** begin SOURCE RECORDS **
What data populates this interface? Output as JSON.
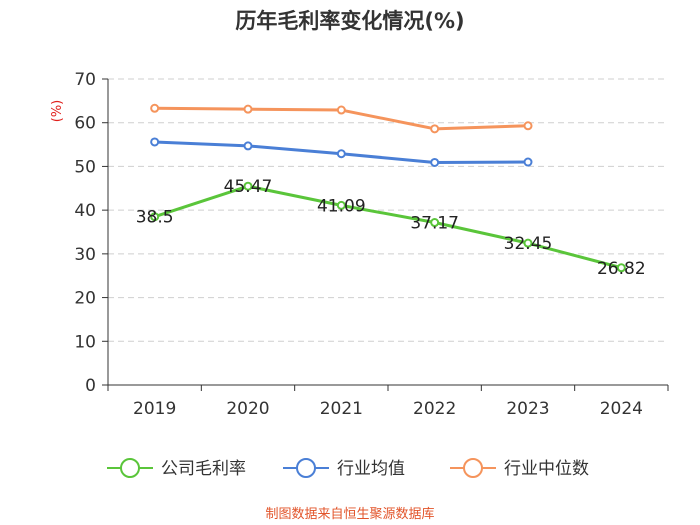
{
  "chart_data": {
    "type": "line",
    "title": "历年毛利率变化情况(%)",
    "y_unit_label": "(%)",
    "categories": [
      "2019",
      "2020",
      "2021",
      "2022",
      "2023",
      "2024"
    ],
    "ylim": [
      0,
      70
    ],
    "yticks": [
      0,
      10,
      20,
      30,
      40,
      50,
      60,
      70
    ],
    "grid": true,
    "legend_position": "bottom",
    "series": [
      {
        "name": "公司毛利率",
        "color": "#5ac53a",
        "values": [
          38.5,
          45.47,
          41.09,
          37.17,
          32.45,
          26.82
        ],
        "labels": [
          "38.5",
          "45.47",
          "41.09",
          "37.17",
          "32.45",
          "26.82"
        ]
      },
      {
        "name": "行业均值",
        "color": "#4a7fd6",
        "values": [
          55.6,
          54.7,
          52.9,
          50.9,
          51.0,
          null
        ]
      },
      {
        "name": "行业中位数",
        "color": "#f5945c",
        "values": [
          63.3,
          63.1,
          62.9,
          58.6,
          59.3,
          null
        ]
      }
    ]
  },
  "colors": {
    "unit_label": "#e0201c",
    "source": "#e2542a"
  },
  "source_text": "制图数据来自恒生聚源数据库"
}
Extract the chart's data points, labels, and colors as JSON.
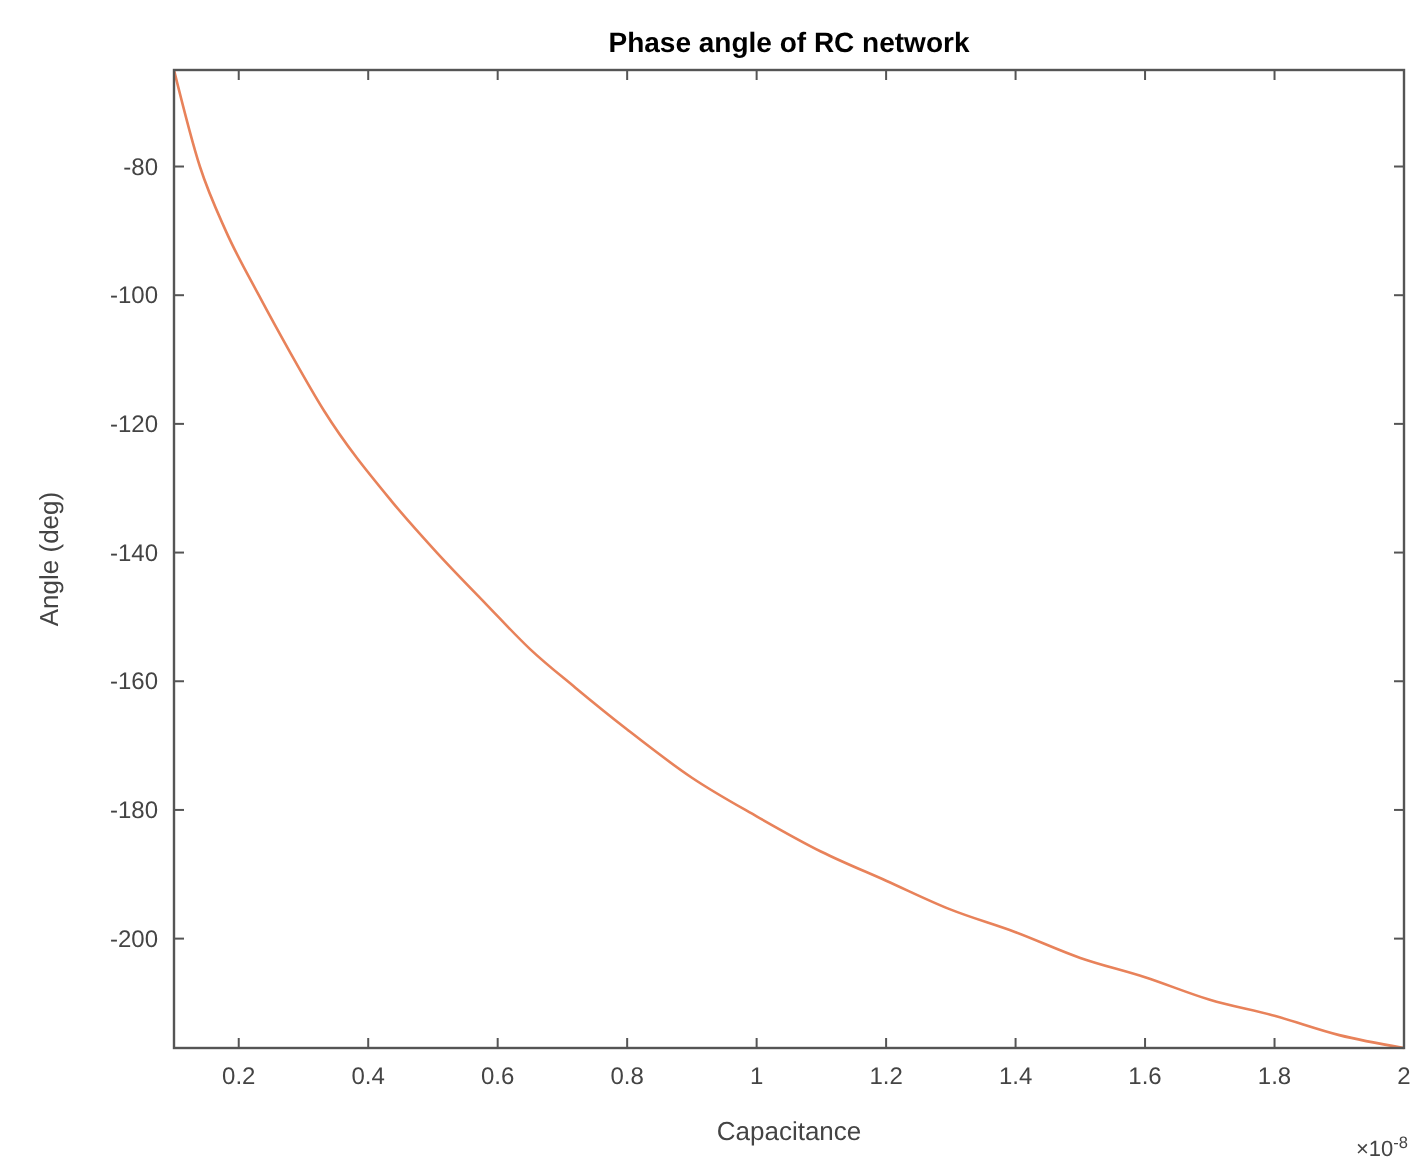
{
  "chart_data": {
    "type": "line",
    "title": "Phase angle of RC network",
    "xlabel": "Capacitance",
    "ylabel": "Angle (deg)",
    "annotations": [
      "×10$^{-8}$"
    ],
    "series": [
      {
        "color": "#e8825a",
        "x": [
          0.1,
          0.14,
          0.18,
          0.231,
          0.28,
          0.332,
          0.436,
          0.506,
          0.582,
          0.65,
          0.72,
          0.8,
          0.9,
          1.0,
          1.1,
          1.2,
          1.3,
          1.4,
          1.5,
          1.6,
          1.7,
          1.8,
          1.9,
          2.0
        ],
        "values": [
          -65,
          -80,
          -90,
          -100,
          -109,
          -118,
          -132,
          -140,
          -148,
          -155,
          -161,
          -167.5,
          -175,
          -181,
          -186.5,
          -191,
          -195.5,
          -199,
          -203,
          -206,
          -209.5,
          -212,
          -215,
          -217
        ]
      }
    ],
    "xlim": [
      0.1,
      2
    ],
    "ylim": [
      -217,
      -65
    ],
    "xticks": [
      0.2,
      0.4,
      0.6,
      0.8,
      1,
      1.2,
      1.4,
      1.6,
      1.8,
      2
    ],
    "yticks": [
      -80,
      -100,
      -120,
      -140,
      -160,
      -180,
      -200
    ],
    "marker": "none",
    "line_style": "solid"
  }
}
** end SOURCE RECORDS **
- WHAT NEEDS TO BE DONE: Identify the lines above with the word "JSON". Copy them.

- RESULT BELOW:
What data populates this interface? Output as JSON.
Extract the chart's data points, labels, and colors as JSON.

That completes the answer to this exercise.